*TASK INSTRUCTIONS*: Where a line below holds the string "have", copy that line.

*DATA LINES*:
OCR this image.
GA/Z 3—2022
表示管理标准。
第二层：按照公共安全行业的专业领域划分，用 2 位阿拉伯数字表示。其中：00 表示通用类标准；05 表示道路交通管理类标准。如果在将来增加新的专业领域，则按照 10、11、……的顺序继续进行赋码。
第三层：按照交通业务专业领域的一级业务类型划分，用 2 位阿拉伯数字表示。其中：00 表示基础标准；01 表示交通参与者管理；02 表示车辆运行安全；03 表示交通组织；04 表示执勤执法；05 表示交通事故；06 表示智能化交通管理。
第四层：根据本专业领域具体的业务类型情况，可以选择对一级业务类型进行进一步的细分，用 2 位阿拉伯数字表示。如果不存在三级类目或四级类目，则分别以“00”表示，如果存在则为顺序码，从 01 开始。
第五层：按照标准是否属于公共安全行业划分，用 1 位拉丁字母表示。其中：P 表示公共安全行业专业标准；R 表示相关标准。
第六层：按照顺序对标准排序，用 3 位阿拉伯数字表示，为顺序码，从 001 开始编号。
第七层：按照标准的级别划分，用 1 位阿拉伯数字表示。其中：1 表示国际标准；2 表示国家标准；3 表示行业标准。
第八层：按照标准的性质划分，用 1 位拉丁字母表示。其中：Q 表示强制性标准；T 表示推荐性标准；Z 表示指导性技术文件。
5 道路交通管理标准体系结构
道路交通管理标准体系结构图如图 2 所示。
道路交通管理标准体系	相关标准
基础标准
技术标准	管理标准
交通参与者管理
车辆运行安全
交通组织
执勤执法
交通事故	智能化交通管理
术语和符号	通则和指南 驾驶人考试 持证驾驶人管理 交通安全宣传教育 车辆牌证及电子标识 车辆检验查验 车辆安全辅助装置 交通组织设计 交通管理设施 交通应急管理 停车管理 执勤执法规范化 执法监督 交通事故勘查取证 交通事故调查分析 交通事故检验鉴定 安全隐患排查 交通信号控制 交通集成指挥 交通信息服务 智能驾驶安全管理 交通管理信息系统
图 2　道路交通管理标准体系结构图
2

...

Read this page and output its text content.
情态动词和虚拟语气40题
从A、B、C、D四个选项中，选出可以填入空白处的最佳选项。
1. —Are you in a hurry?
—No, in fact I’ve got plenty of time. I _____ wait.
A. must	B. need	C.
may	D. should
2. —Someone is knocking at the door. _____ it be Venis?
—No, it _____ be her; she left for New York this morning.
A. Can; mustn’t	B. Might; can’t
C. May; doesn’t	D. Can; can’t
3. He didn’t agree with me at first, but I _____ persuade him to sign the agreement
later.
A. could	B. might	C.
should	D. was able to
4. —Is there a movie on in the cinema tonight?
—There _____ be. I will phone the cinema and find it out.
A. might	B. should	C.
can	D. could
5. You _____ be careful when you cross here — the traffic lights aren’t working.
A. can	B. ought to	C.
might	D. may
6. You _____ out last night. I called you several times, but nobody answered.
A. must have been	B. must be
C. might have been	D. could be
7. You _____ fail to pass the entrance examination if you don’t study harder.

* * *

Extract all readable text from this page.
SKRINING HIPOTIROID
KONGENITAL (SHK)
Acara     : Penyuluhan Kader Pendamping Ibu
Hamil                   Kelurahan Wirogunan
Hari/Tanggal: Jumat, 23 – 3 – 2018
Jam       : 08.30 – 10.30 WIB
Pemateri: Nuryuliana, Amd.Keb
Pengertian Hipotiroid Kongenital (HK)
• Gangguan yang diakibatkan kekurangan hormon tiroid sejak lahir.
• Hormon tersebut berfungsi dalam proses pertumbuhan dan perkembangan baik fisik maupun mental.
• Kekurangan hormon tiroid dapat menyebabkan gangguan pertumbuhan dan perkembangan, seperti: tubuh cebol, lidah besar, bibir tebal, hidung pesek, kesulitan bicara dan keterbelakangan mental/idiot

*WRITTEN SOLUTION*:
A. must have been	B. must be
C. might have been	D. could be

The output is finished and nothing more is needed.